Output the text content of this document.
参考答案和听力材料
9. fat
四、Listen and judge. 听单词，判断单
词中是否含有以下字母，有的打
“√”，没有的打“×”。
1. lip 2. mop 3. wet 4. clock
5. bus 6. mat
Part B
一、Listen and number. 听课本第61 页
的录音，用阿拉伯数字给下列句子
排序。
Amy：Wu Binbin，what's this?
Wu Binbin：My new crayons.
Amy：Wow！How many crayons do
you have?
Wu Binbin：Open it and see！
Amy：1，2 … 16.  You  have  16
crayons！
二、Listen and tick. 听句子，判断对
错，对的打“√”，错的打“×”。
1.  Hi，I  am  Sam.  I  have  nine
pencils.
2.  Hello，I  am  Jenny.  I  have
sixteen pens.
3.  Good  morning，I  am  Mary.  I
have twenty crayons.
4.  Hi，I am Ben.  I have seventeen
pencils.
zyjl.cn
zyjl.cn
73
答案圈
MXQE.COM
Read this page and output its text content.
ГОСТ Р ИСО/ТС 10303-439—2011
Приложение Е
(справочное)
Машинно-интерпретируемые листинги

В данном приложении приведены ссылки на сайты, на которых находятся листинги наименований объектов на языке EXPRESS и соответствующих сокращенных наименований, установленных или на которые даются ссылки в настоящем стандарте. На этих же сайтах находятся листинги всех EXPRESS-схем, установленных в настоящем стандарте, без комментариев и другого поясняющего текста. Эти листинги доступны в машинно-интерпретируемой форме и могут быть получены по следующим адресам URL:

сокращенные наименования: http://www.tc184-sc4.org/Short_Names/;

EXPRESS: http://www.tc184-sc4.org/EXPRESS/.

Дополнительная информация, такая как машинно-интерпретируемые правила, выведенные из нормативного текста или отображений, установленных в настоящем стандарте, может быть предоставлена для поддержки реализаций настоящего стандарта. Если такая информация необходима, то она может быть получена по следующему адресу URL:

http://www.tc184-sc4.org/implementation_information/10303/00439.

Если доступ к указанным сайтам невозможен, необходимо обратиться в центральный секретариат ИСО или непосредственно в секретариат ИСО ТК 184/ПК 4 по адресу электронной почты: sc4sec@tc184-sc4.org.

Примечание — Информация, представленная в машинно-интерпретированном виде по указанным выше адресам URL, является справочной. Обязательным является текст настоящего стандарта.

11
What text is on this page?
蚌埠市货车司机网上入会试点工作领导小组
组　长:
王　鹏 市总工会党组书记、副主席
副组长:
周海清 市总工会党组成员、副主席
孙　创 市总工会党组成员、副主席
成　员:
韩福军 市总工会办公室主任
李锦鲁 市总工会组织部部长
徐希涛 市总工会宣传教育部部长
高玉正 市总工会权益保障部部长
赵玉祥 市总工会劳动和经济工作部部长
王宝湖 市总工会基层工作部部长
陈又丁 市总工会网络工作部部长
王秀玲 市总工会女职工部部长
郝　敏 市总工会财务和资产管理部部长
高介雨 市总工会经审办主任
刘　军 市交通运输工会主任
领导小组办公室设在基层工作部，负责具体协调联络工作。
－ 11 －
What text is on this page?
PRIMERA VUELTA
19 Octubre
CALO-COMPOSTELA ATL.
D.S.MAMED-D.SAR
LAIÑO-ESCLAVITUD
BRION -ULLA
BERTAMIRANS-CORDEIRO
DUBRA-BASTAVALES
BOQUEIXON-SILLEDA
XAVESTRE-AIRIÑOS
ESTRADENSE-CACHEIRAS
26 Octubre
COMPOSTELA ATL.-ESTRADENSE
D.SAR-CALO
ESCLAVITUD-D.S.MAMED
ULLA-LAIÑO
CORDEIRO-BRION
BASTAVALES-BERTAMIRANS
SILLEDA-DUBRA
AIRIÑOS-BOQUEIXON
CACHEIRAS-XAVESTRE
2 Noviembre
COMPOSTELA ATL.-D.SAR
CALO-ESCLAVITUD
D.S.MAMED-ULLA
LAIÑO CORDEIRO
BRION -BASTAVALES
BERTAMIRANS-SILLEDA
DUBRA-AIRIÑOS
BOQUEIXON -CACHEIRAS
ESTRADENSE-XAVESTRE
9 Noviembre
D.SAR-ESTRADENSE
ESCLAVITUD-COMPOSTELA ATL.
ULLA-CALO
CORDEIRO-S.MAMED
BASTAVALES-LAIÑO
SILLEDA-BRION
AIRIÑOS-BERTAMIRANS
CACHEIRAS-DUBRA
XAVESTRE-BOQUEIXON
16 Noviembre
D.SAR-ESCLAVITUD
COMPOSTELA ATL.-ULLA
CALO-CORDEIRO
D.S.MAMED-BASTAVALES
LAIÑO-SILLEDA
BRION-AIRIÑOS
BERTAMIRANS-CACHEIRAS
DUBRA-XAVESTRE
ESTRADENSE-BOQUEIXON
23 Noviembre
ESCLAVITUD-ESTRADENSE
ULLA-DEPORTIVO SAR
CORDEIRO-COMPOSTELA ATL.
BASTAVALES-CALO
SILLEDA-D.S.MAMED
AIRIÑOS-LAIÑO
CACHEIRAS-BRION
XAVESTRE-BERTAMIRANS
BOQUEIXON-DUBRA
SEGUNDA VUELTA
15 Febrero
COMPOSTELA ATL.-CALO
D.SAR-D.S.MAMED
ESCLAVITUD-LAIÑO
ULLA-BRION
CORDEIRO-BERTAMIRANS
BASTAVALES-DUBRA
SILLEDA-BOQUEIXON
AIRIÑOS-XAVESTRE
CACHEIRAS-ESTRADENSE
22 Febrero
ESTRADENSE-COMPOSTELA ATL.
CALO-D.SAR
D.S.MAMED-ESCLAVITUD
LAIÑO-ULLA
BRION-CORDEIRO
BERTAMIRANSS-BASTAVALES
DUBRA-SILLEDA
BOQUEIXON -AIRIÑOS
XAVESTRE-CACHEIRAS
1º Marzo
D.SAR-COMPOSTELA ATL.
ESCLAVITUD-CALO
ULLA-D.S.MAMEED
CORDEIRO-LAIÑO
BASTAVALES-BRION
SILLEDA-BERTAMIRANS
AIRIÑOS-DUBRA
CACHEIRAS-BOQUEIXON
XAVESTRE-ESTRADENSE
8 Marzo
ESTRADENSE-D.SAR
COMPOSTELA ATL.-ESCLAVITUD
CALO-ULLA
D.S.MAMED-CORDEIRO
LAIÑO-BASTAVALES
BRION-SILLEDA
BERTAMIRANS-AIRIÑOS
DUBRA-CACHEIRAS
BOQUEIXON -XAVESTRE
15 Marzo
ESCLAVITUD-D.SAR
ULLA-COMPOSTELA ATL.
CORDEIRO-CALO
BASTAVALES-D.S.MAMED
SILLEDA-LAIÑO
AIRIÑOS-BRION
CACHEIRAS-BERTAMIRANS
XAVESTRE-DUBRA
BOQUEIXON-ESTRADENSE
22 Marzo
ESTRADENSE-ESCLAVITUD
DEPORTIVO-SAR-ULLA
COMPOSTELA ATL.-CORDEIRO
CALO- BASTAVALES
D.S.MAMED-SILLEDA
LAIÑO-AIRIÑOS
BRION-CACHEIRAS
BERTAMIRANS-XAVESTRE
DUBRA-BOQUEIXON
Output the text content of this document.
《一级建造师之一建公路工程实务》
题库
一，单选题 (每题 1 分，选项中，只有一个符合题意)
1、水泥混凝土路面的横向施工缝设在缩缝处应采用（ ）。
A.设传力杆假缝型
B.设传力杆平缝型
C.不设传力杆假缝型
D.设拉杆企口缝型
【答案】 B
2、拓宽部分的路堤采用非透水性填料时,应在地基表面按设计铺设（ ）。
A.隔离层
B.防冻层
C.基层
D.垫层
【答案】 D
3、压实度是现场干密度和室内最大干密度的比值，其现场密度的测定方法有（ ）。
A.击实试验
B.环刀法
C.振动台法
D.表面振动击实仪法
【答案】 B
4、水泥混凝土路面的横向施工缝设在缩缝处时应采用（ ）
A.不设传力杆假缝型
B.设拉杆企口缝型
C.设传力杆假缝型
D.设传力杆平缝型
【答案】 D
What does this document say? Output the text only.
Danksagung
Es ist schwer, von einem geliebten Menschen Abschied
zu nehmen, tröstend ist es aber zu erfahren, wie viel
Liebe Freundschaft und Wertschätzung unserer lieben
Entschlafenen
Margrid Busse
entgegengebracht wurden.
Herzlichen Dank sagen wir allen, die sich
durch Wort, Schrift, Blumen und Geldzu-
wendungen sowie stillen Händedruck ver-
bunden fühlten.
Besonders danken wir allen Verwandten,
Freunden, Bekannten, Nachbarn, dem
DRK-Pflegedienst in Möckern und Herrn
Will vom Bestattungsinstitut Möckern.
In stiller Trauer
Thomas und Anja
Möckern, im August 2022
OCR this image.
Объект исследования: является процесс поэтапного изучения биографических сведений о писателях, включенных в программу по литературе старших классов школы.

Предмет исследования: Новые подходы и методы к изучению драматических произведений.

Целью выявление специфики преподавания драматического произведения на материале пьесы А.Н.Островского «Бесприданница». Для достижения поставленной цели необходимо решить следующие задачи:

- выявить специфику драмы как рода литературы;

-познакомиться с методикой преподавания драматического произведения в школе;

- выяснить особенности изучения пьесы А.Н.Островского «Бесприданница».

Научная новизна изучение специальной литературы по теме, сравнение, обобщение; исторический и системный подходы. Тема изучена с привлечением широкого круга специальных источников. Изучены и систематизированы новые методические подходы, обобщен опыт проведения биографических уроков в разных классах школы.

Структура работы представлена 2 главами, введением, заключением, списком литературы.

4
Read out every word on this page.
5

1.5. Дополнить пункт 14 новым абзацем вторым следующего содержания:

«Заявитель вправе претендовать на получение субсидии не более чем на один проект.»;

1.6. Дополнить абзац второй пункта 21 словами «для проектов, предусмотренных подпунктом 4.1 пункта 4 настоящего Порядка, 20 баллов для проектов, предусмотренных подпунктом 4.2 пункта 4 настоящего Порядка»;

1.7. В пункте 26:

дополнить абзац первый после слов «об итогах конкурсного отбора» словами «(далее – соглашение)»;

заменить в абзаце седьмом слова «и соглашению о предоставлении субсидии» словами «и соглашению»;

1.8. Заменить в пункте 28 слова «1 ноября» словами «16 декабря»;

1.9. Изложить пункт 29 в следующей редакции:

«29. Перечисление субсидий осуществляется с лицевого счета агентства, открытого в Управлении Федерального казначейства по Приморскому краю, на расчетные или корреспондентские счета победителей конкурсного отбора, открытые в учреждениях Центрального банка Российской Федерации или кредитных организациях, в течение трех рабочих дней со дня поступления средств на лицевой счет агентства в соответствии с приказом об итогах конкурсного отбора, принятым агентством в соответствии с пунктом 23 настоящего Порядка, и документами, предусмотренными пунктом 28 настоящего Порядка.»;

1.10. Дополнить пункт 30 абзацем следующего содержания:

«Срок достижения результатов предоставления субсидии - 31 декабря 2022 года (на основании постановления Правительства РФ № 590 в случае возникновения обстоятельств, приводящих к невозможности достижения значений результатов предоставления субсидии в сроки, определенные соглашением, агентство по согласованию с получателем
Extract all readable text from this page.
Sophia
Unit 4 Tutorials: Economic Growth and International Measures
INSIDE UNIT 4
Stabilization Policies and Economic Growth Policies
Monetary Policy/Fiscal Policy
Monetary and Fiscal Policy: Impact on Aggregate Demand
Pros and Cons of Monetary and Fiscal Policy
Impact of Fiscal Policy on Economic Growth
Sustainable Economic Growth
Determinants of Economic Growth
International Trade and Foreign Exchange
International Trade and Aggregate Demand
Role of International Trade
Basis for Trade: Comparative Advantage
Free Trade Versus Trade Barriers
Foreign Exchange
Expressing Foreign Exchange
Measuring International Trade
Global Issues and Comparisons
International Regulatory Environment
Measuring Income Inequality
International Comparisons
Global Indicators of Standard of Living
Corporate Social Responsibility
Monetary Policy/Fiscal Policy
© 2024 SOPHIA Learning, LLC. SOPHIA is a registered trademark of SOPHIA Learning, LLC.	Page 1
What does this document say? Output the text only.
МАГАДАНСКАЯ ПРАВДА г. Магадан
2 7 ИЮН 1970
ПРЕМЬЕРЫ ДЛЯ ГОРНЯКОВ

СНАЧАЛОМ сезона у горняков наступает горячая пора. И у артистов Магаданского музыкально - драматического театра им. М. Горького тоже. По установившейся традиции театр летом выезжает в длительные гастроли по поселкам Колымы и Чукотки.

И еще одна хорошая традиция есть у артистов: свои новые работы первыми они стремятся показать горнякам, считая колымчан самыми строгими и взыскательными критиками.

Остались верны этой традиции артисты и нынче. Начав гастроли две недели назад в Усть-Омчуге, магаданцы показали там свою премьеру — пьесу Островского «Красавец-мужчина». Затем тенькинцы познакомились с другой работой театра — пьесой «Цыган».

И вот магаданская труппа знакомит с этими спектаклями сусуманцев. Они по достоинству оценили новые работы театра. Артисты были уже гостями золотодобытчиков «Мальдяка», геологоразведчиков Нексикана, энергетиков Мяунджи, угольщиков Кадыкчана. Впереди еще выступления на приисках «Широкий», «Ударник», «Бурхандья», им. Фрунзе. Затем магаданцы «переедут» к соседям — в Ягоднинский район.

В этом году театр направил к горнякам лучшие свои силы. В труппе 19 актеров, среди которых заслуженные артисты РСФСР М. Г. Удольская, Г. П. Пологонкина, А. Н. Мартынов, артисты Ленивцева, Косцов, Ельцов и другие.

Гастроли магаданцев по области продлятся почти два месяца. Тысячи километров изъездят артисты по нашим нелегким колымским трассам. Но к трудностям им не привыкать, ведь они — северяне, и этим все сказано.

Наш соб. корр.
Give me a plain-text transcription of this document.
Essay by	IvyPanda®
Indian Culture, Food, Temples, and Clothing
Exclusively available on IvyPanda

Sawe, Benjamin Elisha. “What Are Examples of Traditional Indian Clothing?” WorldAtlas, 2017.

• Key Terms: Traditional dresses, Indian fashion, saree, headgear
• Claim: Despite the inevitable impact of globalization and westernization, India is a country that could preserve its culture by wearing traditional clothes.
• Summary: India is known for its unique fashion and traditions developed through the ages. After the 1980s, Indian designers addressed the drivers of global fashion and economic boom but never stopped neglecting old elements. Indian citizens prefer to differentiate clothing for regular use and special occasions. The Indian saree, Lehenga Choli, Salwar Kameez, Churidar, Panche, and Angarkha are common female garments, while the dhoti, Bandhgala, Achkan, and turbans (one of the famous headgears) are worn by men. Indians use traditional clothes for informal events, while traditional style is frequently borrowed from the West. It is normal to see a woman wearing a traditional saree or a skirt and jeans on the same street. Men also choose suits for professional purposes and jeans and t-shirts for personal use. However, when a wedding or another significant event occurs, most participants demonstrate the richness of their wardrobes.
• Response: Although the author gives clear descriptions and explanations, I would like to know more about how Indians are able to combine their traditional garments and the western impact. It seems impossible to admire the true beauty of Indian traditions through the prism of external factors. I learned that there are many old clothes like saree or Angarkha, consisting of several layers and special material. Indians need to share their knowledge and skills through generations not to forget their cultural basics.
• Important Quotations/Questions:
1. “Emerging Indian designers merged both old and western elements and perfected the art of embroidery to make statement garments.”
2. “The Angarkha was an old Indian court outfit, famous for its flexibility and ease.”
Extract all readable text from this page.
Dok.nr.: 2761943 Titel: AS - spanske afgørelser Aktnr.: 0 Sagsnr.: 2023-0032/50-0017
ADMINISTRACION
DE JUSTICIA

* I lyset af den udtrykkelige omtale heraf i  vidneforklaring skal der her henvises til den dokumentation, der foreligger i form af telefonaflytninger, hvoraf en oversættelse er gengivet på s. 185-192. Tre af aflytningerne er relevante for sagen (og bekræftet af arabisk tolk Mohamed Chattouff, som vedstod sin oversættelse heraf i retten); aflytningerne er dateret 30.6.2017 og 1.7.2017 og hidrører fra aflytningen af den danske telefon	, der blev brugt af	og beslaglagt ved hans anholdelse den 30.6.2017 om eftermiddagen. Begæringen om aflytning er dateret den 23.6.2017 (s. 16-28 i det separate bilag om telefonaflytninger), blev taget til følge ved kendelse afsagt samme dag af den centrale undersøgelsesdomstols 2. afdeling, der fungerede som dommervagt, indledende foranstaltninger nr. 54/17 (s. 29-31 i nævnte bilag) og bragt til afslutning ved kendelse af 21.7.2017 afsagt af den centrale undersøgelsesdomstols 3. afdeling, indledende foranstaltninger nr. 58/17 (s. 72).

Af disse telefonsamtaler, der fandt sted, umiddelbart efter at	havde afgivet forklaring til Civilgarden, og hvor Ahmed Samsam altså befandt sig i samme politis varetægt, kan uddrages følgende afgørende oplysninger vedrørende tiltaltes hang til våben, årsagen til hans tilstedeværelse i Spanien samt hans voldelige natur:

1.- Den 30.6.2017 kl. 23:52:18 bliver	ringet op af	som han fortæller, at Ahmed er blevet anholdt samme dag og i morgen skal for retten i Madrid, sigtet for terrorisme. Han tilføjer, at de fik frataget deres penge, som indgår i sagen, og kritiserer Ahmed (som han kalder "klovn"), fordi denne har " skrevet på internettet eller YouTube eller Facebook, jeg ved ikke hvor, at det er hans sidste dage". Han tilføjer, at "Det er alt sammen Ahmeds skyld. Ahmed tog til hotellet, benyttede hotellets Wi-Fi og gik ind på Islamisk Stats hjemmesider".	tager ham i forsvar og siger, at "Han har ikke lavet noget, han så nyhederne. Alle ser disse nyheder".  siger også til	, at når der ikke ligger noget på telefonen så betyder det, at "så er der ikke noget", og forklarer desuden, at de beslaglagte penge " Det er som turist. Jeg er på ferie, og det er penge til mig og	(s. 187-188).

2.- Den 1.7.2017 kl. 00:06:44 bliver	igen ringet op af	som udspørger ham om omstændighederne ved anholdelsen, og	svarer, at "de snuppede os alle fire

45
━━━━━━━━━━
- **Written instruction**
From the entries above, pull out each line that includes "Островского".

- **Answer in full**
Целью выявление специфики преподавания драматического произведения на материале пьесы А.Н.Островского «Бесприданница». Для достижения поставленной цели необходимо решить следующие задачи:
- выяснить особенности изучения пьесы А.Н.Островского «Бесприданница».
Остались верны этой традиции артисты и нынче. Начав гастроли две недели назад в Усть-Омчуге, магаданцы показали там свою премьеру — пьесу Островского «Красавец-мужчина». Затем тенькинцы познакомились с другой работой театра — пьесой «Цыган».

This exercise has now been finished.